[Begin Data lines]
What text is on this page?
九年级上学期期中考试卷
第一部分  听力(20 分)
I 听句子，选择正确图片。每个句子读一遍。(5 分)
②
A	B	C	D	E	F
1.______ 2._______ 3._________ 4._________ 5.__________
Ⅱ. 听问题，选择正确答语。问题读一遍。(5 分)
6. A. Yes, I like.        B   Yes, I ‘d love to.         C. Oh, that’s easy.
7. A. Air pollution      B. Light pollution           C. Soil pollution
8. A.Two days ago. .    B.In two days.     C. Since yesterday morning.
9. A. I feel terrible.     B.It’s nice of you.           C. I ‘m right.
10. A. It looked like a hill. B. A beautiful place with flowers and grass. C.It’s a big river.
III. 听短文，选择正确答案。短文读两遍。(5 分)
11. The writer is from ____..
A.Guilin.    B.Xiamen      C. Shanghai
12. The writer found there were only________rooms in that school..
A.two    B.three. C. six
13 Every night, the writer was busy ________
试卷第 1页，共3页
[End Data lines]
Using the records above, find and show each line with the string "like".

Full solution:
6. A. Yes, I like.        B   Yes, I ‘d love to.         C. Oh, that’s easy.
10. A. It looked like a hill. B. A beautiful place with flowers and grass. C.It’s a big river.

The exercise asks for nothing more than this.